Look for the string "korrekt" and copy every line that has it.

__Collected data entries__.
-------------------------

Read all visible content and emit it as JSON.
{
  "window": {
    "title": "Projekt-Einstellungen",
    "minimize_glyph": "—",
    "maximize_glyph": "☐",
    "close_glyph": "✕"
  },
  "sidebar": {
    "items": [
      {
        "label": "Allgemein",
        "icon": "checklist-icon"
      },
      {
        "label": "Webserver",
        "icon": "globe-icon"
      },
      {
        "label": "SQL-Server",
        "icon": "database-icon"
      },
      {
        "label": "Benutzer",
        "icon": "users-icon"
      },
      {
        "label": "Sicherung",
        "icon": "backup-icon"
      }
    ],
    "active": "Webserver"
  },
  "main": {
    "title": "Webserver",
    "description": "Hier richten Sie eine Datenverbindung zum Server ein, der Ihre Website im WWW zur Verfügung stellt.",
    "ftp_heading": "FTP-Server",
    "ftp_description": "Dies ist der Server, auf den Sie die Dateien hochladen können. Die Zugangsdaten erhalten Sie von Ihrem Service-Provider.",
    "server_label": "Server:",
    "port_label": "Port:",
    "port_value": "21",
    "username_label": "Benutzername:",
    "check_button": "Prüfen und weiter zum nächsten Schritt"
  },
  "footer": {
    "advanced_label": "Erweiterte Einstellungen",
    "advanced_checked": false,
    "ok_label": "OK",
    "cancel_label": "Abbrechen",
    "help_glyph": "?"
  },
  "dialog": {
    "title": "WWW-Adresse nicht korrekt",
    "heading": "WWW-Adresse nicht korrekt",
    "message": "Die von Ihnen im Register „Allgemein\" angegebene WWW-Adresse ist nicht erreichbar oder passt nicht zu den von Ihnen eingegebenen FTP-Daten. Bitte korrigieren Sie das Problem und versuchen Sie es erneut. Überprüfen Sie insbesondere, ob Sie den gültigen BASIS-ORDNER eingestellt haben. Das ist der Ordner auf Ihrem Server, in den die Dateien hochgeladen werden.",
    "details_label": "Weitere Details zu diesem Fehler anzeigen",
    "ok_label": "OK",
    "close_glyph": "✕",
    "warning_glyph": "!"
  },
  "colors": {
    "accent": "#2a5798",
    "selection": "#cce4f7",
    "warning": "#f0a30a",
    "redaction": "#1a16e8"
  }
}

-------------------------

__Output of the exercise__.
    "title": "WWW-Adresse nicht korrekt",
    "heading": "WWW-Adresse nicht korrekt",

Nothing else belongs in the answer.